== Task directions ==
Give every line from the entries that contains "language".

_____

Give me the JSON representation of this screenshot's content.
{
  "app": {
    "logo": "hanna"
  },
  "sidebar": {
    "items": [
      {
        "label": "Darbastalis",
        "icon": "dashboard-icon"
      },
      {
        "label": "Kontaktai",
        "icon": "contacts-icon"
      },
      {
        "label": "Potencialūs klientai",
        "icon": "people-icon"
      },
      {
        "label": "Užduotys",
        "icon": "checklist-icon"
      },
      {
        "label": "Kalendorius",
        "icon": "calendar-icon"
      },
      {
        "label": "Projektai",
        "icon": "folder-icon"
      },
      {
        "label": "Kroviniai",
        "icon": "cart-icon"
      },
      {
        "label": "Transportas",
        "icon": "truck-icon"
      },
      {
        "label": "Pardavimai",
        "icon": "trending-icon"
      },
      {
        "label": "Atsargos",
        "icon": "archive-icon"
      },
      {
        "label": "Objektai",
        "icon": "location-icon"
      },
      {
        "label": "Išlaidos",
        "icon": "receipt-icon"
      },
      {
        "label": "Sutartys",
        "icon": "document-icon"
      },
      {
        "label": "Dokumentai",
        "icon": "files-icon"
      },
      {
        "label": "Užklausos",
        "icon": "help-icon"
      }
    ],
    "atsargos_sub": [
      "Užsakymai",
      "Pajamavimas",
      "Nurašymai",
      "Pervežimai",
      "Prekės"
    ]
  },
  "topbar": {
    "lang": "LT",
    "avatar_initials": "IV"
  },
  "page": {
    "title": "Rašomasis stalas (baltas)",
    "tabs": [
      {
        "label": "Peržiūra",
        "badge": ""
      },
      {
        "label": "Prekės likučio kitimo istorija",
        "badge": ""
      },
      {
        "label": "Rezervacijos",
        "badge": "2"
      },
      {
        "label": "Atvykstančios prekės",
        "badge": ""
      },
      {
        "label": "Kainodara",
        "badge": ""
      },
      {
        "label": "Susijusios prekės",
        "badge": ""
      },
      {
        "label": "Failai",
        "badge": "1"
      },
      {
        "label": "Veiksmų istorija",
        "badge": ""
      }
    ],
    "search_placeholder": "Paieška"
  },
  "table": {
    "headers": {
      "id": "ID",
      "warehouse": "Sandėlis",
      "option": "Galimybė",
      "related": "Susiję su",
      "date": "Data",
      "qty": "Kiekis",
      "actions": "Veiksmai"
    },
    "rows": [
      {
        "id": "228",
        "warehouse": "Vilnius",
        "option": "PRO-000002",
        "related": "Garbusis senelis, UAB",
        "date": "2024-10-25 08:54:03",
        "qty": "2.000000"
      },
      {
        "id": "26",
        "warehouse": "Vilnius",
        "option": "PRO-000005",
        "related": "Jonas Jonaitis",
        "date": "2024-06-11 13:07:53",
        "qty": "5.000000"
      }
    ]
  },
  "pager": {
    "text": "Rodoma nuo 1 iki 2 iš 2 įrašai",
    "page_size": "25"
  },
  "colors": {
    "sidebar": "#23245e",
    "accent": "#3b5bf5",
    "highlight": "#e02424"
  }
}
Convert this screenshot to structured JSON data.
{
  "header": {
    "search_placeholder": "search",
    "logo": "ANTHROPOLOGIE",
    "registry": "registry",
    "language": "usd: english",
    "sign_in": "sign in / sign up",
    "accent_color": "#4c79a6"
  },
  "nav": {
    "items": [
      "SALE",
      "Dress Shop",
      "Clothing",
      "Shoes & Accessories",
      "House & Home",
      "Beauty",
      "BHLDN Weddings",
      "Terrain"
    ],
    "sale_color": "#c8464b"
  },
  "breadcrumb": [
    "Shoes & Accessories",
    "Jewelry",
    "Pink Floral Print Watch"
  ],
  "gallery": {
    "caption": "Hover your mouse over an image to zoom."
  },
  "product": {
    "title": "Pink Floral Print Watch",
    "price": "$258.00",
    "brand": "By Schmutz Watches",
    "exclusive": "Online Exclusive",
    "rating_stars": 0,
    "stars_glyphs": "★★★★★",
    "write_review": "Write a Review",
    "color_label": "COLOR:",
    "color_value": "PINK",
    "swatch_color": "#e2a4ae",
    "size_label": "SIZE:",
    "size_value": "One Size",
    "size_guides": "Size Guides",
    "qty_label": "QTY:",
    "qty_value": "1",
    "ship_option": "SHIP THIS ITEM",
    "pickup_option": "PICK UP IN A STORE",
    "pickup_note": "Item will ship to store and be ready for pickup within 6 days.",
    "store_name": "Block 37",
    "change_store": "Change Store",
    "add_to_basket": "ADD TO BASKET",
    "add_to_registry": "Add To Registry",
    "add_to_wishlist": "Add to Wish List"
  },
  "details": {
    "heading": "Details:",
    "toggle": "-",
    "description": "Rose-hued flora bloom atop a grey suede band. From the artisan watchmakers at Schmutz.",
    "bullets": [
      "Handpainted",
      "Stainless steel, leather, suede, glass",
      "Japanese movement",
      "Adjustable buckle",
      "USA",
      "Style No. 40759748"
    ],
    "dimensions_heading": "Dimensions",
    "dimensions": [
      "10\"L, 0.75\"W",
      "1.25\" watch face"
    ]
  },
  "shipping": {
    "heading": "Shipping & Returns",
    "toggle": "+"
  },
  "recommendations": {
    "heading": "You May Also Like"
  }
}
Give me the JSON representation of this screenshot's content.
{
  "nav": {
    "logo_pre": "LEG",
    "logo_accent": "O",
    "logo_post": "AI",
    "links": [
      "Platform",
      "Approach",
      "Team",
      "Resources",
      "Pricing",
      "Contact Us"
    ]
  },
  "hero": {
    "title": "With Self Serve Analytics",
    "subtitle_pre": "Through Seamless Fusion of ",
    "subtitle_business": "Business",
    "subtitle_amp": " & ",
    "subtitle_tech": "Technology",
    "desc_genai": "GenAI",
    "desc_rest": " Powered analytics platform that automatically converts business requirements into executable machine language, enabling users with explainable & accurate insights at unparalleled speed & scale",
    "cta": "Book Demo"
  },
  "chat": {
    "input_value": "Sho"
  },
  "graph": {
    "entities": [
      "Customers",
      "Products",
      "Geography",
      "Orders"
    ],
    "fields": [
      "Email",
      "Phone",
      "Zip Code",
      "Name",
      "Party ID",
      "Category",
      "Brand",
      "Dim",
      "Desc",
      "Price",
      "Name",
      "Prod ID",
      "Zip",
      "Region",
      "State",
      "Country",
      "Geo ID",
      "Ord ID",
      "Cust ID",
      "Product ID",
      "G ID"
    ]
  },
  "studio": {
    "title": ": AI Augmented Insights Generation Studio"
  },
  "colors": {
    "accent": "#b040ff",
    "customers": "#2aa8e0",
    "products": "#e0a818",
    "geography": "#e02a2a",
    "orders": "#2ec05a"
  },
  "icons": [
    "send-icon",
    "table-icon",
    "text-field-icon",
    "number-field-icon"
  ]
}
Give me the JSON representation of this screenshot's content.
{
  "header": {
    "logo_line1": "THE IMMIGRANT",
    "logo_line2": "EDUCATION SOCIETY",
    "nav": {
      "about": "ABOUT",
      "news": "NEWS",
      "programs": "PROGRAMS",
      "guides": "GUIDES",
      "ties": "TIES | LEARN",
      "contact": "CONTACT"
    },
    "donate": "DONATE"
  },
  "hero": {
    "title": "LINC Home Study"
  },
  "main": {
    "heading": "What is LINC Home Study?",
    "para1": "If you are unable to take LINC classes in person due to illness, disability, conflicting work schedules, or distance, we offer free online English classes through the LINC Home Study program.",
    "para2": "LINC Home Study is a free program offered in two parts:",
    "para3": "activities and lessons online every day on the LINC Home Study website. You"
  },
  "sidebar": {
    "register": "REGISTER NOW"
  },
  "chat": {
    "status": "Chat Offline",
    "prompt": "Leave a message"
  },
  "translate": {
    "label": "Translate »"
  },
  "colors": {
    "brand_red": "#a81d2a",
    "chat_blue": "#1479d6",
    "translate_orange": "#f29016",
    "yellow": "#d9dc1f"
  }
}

_____

== Answer to the problem ==
    "language": "usd: english",
    "desc_rest": " Powered analytics platform that automatically converts business requirements into executable machine language, enabling users with explainable & accurate insights at unparalleled speed & scale",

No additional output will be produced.